Dataset items:
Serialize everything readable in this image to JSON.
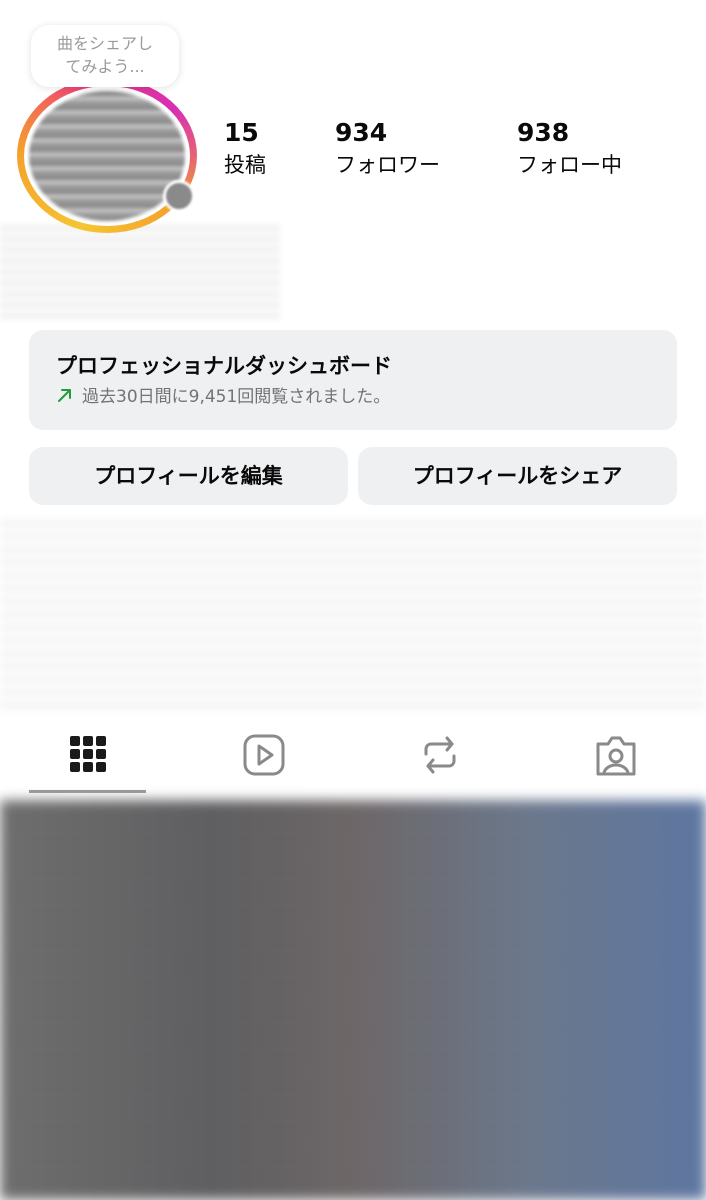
{
  "note": {
    "line1": "曲をシェアし",
    "line2": "てみよう..."
  },
  "stats": {
    "posts": {
      "count": "15",
      "label": "投稿"
    },
    "followers": {
      "count": "934",
      "label": "フォロワー"
    },
    "following": {
      "count": "938",
      "label": "フォロー中"
    }
  },
  "dashboard": {
    "title": "プロフェッショナルダッシュボード",
    "subtitle": "過去30日間に9,451回閲覧されました。"
  },
  "buttons": {
    "edit_profile": "プロフィールを編集",
    "share_profile": "プロフィールをシェア"
  },
  "tabs": [
    {
      "icon": "grid-icon",
      "selected": true
    },
    {
      "icon": "reels-icon",
      "selected": false
    },
    {
      "icon": "repost-icon",
      "selected": false
    },
    {
      "icon": "tagged-icon",
      "selected": false
    }
  ],
  "colors": {
    "accent_trend": "#1f9d3a",
    "button_bg": "#eff0f2",
    "ring_gradient": [
      "#f6c533",
      "#f4a12c",
      "#ef3a7d",
      "#d72fb4"
    ]
  }
}
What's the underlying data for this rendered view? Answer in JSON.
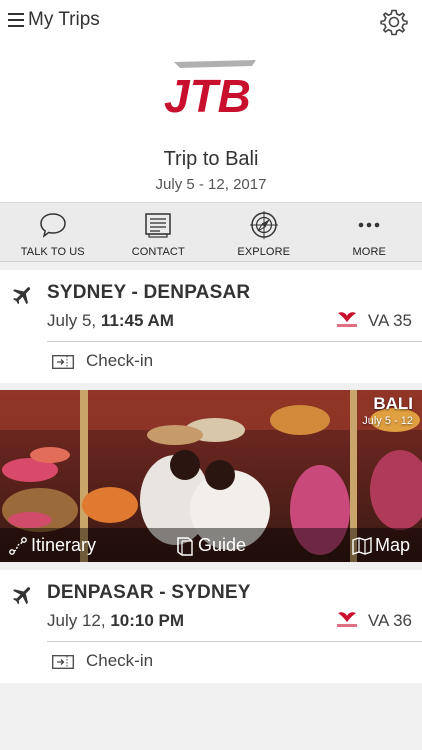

YOUR TASK: Write the listing out a second time exactly, dropping all images.

EXERCISE OUTPUT:
Serialize everything readable in this image to JSON.
{
  "note": {
    "line1": "曲をシェアし",
    "line2": "てみよう..."
  },
  "stats": {
    "posts": {
      "count": "15",
      "label": "投稿"
    },
    "followers": {
      "count": "934",
      "label": "フォロワー"
    },
    "following": {
      "count": "938",
      "label": "フォロー中"
    }
  },
  "dashboard": {
    "title": "プロフェッショナルダッシュボード",
    "subtitle": "過去30日間に9,451回閲覧されました。"
  },
  "buttons": {
    "edit_profile": "プロフィールを編集",
    "share_profile": "プロフィールをシェア"
  },
  "tabs": [
    {
      "icon": "grid-icon",
      "selected": true
    },
    {
      "icon": "reels-icon",
      "selected": false
    },
    {
      "icon": "repost-icon",
      "selected": false
    },
    {
      "icon": "tagged-icon",
      "selected": false
    }
  ],
  "colors": {
    "accent_trend": "#1f9d3a",
    "button_bg": "#eff0f2",
    "ring_gradient": [
      "#f6c533",
      "#f4a12c",
      "#ef3a7d",
      "#d72fb4"
    ]
  }
}
What's the underlying data for this rendered view? Answer in JSON.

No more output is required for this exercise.